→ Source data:
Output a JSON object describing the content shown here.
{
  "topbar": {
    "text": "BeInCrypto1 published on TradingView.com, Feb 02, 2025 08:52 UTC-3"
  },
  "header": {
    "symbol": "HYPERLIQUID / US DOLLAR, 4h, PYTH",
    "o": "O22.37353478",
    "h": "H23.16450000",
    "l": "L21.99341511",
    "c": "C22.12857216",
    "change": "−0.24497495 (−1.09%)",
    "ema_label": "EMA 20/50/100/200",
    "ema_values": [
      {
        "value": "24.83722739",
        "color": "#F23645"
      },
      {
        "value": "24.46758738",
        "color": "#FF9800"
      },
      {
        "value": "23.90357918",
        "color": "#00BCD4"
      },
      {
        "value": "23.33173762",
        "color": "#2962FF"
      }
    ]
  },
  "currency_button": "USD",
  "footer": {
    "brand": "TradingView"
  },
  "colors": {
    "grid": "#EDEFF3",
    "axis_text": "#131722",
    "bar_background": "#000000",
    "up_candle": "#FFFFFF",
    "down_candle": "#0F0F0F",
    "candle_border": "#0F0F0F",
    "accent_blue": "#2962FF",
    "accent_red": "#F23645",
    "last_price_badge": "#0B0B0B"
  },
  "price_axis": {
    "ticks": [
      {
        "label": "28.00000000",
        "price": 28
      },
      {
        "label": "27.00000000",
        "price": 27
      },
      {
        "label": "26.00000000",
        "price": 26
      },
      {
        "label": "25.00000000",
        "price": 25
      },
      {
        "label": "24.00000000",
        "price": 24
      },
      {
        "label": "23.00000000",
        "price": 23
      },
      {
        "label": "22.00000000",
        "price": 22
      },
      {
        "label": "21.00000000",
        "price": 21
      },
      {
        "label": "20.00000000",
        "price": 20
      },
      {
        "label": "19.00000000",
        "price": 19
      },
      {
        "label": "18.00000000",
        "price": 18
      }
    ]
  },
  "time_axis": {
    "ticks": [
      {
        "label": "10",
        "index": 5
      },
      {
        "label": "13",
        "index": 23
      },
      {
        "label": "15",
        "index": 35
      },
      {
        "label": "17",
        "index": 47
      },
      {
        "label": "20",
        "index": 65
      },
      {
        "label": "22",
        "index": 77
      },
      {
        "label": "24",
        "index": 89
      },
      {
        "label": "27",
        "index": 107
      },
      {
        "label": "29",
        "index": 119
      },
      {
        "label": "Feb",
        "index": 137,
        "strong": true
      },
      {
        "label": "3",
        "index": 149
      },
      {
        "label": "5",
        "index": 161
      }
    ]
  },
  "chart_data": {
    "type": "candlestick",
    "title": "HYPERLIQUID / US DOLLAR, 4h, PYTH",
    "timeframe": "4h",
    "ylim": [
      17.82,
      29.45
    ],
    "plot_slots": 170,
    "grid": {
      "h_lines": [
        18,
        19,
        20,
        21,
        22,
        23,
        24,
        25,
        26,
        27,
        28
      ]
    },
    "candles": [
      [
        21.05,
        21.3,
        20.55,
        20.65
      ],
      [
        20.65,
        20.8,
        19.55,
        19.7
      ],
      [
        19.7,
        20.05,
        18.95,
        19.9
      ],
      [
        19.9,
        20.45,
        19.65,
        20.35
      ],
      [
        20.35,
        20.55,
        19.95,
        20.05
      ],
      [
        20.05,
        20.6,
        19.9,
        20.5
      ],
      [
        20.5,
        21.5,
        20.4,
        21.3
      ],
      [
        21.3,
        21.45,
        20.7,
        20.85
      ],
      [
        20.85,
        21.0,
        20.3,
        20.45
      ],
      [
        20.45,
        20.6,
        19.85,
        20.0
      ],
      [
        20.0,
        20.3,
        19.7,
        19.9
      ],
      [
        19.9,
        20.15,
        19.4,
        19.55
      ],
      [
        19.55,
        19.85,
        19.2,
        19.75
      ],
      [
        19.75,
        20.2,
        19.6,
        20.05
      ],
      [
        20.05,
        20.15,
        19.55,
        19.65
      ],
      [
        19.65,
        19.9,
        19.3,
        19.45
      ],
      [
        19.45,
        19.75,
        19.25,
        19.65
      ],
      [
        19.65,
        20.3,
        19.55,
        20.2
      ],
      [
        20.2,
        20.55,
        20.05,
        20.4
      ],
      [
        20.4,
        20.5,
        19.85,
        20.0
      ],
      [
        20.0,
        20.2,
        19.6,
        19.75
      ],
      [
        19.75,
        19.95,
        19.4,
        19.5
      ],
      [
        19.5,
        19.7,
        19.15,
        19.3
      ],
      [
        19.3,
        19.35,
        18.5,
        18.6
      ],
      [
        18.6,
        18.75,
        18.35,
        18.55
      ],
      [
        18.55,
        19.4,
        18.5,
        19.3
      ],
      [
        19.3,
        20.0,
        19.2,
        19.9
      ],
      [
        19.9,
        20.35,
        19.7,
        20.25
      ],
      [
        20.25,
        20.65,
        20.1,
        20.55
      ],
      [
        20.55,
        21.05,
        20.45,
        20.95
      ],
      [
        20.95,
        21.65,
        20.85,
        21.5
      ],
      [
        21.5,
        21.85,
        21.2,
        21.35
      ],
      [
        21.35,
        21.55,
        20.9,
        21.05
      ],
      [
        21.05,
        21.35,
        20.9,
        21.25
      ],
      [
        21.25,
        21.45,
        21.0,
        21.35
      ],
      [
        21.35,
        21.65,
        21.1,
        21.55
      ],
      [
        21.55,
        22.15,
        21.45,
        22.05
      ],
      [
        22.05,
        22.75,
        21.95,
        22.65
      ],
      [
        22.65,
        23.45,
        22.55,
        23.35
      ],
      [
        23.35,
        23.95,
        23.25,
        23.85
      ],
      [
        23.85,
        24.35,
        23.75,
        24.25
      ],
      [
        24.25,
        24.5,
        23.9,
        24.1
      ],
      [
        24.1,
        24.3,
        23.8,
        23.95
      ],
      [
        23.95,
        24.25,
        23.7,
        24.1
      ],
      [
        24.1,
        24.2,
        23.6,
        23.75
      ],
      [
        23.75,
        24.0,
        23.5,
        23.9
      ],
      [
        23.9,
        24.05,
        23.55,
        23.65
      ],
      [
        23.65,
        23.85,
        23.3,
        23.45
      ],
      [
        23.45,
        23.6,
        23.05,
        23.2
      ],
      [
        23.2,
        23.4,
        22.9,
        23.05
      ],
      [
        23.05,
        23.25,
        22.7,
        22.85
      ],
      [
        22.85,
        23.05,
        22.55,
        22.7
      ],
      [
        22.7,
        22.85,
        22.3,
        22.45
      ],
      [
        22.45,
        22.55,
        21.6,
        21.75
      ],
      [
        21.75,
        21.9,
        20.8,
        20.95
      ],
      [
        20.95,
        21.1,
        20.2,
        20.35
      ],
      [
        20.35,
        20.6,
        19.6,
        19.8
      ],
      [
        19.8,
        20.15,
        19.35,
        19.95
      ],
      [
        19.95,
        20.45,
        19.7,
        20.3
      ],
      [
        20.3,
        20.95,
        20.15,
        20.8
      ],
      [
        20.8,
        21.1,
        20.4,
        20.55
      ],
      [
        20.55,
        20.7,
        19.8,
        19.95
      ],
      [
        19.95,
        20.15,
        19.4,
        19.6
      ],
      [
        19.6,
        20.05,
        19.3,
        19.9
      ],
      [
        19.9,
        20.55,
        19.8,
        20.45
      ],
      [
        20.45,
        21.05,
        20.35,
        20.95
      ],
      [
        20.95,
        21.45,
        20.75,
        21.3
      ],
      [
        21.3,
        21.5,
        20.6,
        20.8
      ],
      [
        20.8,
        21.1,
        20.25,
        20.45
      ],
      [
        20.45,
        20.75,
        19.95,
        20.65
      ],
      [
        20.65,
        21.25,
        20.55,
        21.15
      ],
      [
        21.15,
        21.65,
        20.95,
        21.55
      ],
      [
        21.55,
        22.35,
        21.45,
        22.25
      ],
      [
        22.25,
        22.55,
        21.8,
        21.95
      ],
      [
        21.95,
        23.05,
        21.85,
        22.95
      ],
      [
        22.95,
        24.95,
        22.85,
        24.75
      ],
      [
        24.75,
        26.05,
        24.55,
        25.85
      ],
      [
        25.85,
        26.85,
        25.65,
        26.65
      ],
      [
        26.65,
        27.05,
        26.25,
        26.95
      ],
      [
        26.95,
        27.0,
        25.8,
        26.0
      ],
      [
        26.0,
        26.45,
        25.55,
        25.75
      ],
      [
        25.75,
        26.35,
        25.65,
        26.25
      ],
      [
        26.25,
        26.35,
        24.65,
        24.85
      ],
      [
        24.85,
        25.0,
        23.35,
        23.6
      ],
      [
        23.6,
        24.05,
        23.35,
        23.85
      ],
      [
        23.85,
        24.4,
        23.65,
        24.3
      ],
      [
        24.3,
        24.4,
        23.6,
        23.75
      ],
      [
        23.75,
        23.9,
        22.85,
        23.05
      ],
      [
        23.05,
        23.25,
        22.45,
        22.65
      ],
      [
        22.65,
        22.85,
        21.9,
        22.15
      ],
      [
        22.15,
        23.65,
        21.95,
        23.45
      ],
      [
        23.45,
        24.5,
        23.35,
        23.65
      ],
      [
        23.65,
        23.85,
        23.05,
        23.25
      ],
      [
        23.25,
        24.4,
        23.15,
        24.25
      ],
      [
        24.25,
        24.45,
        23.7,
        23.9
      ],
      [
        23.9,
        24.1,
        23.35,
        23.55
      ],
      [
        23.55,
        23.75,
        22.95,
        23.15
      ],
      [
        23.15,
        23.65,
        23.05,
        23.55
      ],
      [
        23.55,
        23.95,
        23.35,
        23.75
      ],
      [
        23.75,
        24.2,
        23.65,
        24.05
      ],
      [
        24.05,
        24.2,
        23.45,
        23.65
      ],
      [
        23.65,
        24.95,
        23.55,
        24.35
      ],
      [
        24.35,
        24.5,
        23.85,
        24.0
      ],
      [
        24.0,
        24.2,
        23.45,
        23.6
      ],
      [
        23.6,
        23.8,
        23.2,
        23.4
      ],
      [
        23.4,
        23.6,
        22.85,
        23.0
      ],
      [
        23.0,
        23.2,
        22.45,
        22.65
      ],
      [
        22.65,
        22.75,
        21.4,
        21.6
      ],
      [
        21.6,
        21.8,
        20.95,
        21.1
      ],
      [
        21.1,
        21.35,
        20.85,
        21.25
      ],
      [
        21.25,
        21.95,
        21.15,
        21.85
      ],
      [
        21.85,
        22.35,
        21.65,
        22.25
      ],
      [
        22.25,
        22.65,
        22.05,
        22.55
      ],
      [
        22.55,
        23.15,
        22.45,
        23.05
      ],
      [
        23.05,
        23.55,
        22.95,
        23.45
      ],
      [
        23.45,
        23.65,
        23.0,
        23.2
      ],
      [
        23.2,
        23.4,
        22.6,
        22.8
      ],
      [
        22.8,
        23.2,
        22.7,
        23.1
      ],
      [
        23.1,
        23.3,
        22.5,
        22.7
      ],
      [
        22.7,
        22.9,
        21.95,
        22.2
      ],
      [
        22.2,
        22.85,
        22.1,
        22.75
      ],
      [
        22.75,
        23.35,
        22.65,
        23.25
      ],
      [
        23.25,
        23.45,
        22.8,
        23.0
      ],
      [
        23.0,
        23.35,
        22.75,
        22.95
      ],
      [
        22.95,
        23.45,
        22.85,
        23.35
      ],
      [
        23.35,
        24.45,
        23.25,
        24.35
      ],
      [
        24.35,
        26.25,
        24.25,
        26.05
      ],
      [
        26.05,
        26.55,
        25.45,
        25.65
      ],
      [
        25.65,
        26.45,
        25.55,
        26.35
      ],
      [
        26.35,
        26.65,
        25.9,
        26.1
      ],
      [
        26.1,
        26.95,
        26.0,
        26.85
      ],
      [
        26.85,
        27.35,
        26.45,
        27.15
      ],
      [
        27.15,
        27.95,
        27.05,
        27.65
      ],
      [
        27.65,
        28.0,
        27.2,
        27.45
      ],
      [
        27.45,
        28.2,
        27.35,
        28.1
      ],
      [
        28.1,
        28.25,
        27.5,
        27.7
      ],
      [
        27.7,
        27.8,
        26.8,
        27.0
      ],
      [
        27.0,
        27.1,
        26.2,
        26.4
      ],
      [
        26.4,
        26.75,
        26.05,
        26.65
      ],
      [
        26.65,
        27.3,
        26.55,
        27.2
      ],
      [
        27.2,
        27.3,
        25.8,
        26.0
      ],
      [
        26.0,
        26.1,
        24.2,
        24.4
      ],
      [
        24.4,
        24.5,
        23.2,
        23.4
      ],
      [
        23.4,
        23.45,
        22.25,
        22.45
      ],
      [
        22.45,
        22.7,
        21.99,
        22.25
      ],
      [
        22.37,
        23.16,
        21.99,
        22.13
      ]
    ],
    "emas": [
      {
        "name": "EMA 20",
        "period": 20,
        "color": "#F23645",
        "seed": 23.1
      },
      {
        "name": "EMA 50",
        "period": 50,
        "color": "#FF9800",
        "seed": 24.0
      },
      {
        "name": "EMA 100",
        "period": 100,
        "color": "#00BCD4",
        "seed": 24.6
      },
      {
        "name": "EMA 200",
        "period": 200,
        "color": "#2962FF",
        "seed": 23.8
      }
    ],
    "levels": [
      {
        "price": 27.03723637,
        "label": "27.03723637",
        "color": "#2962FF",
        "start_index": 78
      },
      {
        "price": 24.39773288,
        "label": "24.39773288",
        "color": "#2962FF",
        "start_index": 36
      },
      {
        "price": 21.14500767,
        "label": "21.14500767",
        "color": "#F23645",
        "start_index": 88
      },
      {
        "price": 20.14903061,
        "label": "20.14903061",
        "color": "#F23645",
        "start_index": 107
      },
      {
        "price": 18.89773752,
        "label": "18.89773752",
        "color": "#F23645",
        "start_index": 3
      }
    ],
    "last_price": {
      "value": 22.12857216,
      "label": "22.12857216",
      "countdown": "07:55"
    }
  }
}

→ Goal: Give only the number of lines in the entries above that contain the string "PYTH".

→ Worked answer: 2